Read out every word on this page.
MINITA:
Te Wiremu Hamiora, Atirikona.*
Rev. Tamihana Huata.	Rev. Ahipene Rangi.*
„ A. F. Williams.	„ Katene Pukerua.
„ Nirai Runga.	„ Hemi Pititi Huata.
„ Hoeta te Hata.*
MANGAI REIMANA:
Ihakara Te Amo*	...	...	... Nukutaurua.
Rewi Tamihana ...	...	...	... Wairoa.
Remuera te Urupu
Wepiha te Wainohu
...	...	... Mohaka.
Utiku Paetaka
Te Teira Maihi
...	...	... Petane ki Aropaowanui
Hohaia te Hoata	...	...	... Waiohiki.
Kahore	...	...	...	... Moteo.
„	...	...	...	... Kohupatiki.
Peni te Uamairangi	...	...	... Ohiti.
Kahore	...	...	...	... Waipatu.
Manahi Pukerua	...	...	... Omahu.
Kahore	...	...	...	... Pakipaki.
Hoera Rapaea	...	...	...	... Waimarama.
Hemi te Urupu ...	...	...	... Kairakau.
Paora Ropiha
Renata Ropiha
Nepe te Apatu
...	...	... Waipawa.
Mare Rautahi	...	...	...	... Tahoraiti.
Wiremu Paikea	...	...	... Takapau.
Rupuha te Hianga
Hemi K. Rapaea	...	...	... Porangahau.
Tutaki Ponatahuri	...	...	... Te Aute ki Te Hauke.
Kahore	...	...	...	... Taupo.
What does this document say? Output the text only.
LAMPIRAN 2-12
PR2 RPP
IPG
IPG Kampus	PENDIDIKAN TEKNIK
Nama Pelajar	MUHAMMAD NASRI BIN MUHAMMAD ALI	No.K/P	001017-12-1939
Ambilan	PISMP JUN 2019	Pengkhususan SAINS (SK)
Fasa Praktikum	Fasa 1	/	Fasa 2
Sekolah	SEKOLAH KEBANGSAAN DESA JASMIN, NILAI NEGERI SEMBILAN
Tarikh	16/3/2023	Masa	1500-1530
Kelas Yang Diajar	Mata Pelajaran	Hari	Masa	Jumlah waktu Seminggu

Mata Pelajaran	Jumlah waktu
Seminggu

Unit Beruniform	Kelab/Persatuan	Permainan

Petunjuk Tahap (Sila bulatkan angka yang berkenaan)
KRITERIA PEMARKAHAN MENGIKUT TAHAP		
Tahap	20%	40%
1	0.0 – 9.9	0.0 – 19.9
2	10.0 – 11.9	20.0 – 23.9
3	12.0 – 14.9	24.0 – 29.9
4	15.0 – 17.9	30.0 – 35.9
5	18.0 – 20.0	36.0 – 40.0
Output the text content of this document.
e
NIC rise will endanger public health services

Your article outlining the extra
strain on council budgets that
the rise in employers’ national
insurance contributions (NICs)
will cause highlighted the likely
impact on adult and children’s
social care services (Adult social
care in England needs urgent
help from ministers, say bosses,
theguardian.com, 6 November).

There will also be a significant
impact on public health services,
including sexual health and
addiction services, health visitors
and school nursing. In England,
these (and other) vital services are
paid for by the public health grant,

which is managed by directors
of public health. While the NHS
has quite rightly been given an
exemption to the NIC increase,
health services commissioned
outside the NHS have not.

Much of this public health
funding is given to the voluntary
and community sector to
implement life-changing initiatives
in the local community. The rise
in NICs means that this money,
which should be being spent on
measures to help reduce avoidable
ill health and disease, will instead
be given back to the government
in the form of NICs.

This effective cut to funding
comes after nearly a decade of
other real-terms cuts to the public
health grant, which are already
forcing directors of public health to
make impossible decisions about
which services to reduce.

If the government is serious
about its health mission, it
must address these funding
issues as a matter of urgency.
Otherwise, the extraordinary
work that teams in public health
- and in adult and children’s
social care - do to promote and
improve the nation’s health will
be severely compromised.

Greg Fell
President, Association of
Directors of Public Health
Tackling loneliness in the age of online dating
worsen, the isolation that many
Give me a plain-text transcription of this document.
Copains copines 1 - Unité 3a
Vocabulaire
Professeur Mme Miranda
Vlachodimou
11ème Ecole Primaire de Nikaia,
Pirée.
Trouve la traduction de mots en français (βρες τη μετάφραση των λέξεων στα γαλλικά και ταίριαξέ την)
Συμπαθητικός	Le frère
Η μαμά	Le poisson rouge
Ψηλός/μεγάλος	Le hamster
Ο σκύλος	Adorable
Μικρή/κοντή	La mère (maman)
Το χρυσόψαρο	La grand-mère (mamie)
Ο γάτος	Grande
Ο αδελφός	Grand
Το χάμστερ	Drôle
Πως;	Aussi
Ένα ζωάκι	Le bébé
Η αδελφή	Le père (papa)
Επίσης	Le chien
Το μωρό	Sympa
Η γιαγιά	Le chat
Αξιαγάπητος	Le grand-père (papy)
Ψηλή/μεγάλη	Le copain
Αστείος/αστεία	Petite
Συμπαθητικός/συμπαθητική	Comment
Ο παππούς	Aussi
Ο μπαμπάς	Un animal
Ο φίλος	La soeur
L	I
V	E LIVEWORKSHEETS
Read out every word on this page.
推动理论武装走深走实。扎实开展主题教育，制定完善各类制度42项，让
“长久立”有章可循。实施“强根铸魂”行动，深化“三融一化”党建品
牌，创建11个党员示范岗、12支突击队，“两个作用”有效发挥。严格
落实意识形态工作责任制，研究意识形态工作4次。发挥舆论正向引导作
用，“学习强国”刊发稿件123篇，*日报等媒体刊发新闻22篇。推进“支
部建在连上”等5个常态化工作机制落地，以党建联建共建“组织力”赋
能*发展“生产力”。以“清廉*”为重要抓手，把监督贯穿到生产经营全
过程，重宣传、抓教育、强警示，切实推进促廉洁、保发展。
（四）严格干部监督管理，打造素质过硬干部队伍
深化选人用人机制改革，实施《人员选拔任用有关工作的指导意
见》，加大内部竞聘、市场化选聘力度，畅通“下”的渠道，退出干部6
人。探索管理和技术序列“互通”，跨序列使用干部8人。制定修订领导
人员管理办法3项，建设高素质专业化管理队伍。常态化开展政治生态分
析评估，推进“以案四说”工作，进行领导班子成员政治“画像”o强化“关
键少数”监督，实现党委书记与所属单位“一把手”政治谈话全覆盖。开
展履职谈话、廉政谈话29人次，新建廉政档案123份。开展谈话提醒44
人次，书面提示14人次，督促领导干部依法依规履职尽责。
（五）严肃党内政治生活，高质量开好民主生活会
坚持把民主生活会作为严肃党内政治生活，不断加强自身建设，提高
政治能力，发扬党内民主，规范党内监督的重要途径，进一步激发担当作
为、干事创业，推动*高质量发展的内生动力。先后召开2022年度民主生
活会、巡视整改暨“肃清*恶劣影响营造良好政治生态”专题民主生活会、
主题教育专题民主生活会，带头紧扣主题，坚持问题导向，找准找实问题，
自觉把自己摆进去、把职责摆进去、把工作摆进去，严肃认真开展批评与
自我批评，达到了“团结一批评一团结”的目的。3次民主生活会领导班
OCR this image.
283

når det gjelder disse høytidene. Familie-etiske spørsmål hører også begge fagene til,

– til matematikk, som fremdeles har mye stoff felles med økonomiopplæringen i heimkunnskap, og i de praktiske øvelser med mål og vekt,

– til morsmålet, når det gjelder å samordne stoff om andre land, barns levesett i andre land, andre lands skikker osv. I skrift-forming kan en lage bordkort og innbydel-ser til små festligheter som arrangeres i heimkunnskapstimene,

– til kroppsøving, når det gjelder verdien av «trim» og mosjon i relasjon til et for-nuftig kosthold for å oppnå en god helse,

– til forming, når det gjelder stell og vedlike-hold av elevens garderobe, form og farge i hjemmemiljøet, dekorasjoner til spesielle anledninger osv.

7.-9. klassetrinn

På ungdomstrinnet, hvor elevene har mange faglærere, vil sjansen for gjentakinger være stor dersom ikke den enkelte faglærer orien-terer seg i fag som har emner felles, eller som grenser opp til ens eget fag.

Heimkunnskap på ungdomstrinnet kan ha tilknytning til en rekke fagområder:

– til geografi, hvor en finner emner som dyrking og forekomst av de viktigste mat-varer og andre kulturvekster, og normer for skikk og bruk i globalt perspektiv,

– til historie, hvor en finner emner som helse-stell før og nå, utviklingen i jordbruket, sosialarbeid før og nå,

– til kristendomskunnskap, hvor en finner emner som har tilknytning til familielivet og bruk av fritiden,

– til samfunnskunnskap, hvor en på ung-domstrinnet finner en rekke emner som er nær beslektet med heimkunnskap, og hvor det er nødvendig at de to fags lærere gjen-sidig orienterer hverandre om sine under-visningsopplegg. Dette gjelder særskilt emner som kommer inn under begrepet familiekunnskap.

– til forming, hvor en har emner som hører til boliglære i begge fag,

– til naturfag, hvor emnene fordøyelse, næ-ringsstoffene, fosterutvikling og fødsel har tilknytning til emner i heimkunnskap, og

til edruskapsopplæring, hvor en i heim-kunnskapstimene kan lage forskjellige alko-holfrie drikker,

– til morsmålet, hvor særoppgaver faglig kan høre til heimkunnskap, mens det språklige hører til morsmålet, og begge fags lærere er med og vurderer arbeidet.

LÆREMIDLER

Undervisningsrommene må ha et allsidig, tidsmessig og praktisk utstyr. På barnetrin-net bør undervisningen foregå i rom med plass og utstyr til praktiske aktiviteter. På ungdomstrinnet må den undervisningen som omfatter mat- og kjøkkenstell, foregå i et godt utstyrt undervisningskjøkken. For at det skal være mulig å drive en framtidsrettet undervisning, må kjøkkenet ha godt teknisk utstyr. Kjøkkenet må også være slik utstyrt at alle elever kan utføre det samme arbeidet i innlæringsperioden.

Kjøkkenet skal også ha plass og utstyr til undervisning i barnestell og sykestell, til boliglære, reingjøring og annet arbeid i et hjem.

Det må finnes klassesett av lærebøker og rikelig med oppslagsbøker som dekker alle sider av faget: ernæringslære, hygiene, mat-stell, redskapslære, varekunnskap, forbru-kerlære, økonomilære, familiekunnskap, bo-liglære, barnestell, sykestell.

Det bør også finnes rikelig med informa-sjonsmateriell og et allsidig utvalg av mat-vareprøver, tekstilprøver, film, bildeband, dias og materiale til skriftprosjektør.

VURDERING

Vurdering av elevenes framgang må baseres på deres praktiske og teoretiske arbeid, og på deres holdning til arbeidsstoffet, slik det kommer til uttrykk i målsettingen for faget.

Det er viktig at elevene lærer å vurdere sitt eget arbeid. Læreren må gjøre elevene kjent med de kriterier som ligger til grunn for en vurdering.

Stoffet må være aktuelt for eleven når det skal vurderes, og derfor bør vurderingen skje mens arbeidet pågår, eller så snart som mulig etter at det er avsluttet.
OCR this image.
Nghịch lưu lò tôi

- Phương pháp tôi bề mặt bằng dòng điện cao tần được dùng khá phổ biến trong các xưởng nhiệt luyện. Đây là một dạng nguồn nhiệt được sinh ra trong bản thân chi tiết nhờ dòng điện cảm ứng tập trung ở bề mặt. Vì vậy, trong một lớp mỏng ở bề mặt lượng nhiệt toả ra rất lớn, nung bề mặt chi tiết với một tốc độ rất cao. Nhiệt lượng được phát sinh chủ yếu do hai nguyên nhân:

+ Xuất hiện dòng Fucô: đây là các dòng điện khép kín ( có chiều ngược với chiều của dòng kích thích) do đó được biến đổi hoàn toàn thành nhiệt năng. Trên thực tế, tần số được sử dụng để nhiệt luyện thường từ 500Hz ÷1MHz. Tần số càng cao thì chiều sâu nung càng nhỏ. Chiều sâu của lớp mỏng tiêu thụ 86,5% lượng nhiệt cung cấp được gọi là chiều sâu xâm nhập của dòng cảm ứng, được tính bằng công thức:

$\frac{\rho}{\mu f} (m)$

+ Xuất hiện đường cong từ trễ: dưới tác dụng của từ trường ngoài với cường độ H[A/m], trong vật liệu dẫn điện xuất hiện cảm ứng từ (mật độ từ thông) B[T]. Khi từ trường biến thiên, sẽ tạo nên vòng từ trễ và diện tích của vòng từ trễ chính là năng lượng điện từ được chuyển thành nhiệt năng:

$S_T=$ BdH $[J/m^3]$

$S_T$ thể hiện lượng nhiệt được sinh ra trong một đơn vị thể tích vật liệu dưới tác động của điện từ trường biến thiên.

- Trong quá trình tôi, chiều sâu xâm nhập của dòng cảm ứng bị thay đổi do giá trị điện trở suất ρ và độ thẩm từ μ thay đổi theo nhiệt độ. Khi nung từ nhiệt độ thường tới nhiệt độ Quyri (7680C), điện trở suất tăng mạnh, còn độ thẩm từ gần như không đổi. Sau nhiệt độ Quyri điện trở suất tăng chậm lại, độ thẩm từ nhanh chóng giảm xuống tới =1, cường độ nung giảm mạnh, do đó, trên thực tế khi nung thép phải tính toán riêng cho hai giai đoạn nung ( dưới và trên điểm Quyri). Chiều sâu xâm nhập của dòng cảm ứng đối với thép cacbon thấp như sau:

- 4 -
= = =
#### [What to work on]
Pick out the lines that contain "Rapaea" and copy them.

#### [Result of the exercise]
Hoera Rapaea	...	...	...	... Waimarama.
Hemi K. Rapaea	...	...	... Porangahau.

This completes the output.